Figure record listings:
================================

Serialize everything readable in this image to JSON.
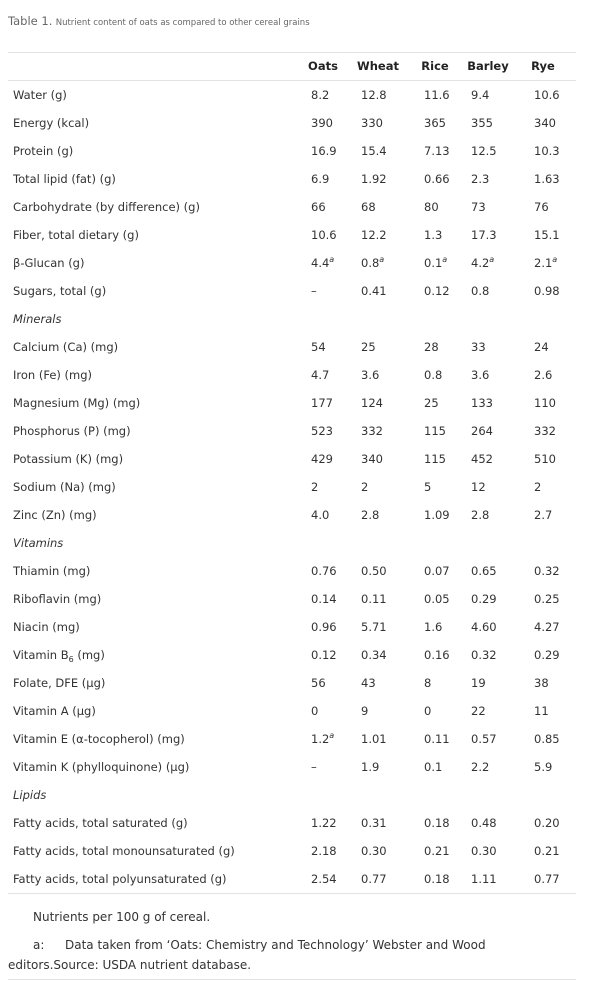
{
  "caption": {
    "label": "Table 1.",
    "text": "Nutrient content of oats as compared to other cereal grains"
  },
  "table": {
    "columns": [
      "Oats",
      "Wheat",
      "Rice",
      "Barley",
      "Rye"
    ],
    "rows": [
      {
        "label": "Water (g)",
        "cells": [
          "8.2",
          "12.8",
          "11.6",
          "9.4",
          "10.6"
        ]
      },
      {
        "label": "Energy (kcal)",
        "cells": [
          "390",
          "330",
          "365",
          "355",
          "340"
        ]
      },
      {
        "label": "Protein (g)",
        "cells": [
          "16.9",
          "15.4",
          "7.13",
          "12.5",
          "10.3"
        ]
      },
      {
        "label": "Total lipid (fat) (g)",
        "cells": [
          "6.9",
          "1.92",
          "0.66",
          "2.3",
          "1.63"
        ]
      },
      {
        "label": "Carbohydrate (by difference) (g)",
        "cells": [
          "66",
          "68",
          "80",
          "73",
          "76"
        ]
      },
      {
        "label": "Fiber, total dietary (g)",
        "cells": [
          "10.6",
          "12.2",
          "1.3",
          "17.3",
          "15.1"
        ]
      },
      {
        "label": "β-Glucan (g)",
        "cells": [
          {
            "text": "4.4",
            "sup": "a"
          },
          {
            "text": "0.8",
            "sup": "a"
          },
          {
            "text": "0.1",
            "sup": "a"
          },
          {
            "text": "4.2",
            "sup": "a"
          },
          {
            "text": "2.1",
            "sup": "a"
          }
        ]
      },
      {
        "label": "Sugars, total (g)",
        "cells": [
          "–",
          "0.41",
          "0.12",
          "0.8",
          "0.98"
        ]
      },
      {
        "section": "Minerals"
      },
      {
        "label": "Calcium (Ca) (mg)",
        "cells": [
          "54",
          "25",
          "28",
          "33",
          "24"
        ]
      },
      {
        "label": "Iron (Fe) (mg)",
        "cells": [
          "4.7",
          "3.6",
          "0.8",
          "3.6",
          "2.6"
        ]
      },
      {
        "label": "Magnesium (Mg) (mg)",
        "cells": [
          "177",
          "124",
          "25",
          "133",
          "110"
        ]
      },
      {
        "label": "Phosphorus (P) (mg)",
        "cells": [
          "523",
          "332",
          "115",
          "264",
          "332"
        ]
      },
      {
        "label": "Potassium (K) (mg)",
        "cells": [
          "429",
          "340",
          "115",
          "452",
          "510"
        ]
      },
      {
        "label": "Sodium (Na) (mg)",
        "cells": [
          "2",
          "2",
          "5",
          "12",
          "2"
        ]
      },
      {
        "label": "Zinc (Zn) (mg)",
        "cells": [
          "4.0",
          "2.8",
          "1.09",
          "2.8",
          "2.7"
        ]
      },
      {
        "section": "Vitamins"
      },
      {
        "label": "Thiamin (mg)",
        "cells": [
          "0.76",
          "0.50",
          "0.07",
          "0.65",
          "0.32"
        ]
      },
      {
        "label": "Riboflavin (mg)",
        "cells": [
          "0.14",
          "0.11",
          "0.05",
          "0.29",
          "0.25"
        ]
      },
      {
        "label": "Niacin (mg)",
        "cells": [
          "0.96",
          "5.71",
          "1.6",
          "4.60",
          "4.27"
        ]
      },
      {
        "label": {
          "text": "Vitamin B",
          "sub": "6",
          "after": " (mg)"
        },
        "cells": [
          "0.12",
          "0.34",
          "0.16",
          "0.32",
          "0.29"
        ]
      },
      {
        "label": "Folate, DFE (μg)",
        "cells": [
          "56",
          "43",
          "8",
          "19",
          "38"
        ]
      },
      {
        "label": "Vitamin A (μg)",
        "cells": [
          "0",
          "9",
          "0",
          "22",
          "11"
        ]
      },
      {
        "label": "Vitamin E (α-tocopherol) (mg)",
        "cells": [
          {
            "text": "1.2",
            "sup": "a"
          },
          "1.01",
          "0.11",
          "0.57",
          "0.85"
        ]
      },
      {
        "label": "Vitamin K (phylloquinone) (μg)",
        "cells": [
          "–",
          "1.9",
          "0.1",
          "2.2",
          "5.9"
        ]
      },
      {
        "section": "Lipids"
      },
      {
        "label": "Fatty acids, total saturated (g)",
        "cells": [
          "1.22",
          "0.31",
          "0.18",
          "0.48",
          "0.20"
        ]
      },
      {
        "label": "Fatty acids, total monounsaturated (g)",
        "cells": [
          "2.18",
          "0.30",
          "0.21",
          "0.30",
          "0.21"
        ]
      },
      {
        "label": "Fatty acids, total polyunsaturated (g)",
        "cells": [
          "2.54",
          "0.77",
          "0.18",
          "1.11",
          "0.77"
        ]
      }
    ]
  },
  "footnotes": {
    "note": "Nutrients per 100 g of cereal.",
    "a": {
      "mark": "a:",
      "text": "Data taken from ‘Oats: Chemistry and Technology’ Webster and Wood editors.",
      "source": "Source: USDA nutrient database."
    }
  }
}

================================

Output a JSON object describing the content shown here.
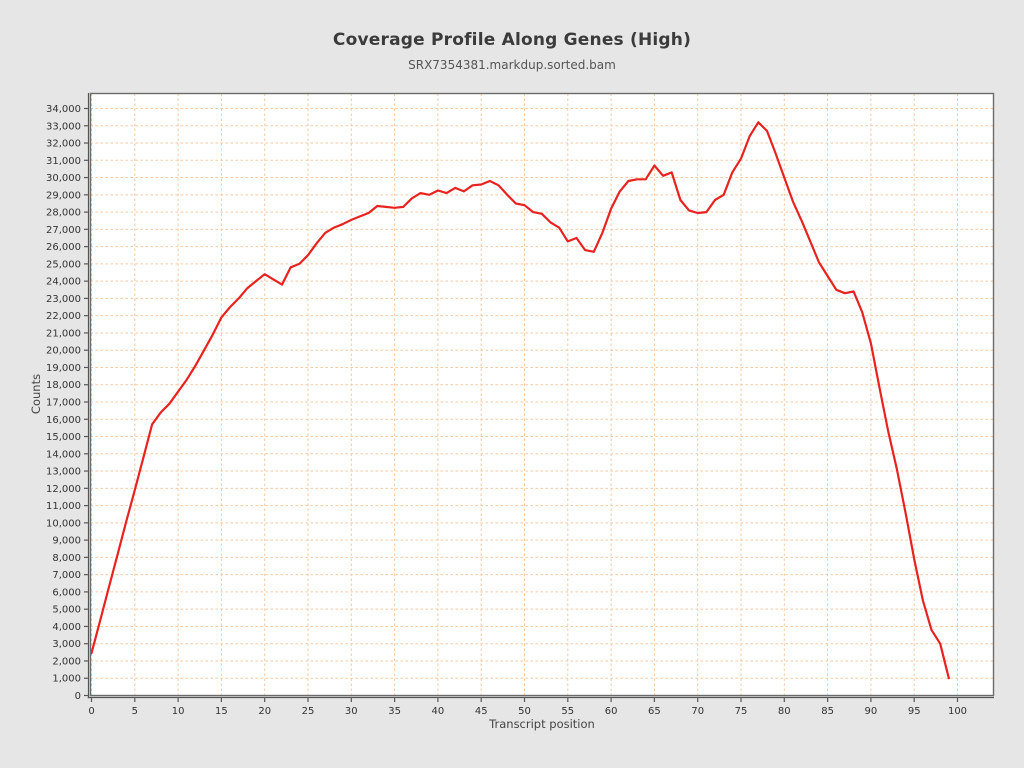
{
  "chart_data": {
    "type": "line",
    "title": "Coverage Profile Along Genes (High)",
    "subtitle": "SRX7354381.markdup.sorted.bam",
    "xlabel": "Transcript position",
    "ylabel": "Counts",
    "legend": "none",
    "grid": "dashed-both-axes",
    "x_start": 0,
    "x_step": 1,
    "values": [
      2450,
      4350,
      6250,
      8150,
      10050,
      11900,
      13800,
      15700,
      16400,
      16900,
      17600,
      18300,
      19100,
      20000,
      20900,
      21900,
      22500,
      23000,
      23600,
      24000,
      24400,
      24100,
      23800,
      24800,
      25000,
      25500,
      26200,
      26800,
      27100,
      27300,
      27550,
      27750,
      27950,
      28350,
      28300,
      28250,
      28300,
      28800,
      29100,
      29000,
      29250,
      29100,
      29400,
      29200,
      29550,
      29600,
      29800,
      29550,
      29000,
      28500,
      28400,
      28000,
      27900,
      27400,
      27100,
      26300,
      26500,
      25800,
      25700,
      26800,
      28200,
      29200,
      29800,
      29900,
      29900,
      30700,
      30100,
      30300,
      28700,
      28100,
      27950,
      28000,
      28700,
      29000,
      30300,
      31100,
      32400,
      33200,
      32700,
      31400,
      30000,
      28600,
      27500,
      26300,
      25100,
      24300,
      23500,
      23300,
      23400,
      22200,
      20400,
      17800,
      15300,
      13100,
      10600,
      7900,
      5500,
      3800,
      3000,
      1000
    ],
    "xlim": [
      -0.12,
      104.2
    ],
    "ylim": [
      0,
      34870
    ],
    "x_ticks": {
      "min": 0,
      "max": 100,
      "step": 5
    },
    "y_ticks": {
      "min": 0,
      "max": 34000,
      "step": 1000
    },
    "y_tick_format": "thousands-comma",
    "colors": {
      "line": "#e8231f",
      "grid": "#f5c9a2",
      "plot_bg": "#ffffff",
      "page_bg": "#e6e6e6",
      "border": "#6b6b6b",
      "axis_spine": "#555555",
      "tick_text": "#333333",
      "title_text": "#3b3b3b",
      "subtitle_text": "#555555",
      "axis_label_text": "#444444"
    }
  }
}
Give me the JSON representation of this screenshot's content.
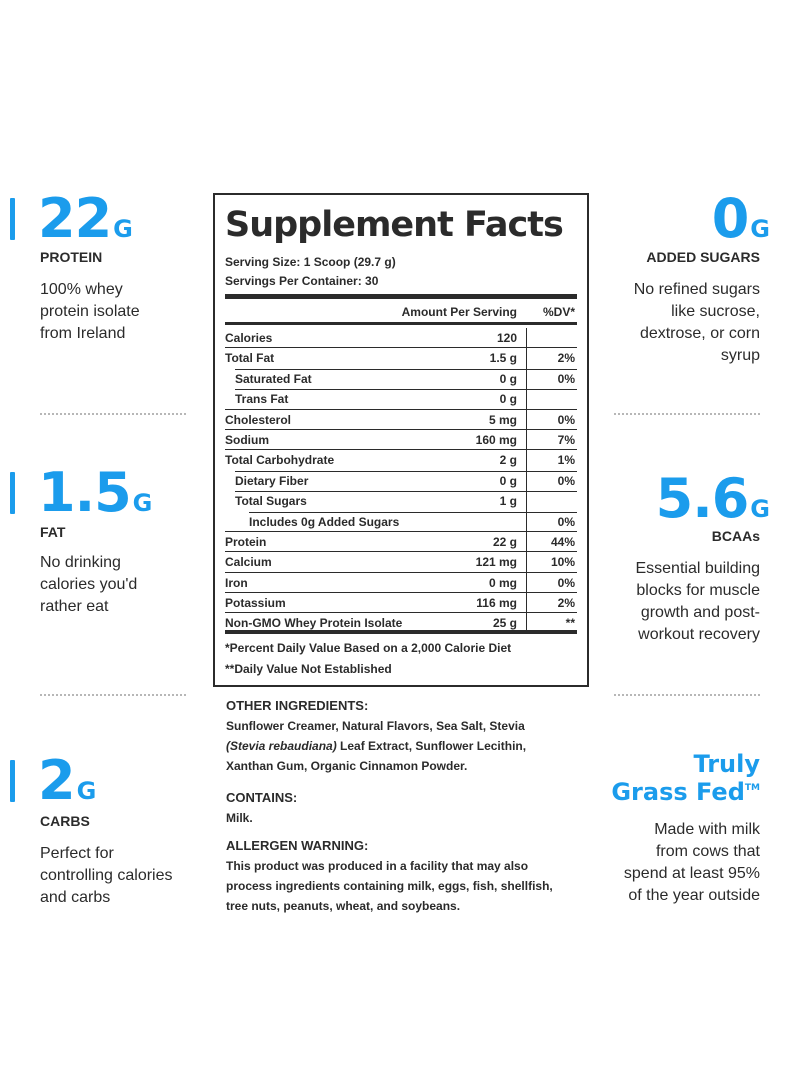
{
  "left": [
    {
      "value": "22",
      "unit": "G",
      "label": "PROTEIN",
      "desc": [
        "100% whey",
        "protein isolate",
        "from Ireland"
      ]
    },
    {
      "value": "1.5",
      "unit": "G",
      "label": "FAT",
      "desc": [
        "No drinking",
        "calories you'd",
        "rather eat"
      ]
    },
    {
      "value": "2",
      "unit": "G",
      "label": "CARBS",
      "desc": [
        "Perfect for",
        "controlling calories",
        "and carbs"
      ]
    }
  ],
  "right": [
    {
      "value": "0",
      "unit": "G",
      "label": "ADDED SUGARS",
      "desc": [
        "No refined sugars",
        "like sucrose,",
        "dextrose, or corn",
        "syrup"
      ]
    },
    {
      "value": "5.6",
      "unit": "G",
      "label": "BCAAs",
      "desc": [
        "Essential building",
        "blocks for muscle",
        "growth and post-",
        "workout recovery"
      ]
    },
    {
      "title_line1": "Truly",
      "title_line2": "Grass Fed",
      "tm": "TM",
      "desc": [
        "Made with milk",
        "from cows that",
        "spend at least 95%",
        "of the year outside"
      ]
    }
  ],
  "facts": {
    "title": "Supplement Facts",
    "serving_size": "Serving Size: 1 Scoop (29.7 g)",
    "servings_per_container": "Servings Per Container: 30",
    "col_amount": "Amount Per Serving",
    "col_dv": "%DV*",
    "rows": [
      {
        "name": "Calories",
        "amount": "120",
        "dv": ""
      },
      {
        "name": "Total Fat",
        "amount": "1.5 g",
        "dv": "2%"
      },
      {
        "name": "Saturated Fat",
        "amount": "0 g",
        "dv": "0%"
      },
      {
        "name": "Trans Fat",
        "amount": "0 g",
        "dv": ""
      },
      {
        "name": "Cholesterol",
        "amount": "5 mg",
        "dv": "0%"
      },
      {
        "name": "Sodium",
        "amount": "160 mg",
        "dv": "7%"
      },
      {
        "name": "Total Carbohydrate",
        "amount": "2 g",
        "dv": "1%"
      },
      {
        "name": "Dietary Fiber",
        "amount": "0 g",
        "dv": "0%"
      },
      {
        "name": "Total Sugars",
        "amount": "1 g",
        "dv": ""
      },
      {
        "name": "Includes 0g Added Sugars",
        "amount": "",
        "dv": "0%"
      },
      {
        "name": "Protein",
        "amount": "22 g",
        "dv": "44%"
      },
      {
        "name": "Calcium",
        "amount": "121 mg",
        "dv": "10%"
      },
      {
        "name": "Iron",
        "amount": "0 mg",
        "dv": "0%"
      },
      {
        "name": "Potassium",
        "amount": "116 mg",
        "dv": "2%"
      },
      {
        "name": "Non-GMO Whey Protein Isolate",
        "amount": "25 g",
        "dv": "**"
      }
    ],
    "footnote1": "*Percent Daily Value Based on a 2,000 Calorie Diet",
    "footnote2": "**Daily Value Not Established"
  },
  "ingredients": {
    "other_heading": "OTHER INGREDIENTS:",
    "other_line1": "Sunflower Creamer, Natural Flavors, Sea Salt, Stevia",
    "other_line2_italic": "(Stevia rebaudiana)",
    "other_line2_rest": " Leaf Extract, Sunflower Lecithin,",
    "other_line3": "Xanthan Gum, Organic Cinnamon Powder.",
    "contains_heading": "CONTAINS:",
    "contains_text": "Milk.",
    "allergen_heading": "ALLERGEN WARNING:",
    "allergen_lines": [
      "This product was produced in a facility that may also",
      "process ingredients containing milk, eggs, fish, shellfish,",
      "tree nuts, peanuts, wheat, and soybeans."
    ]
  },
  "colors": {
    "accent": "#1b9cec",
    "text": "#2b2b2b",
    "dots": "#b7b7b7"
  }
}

================================

#### GOAL OF THE EXERCISE:
Every line above in which the word "Daily" occurs needs to be copied.

#### SOLUTION BELOW:
    "footnote1": "*Percent Daily Value Based on a 2,000 Calorie Diet",
    "footnote2": "**Daily Value Not Established"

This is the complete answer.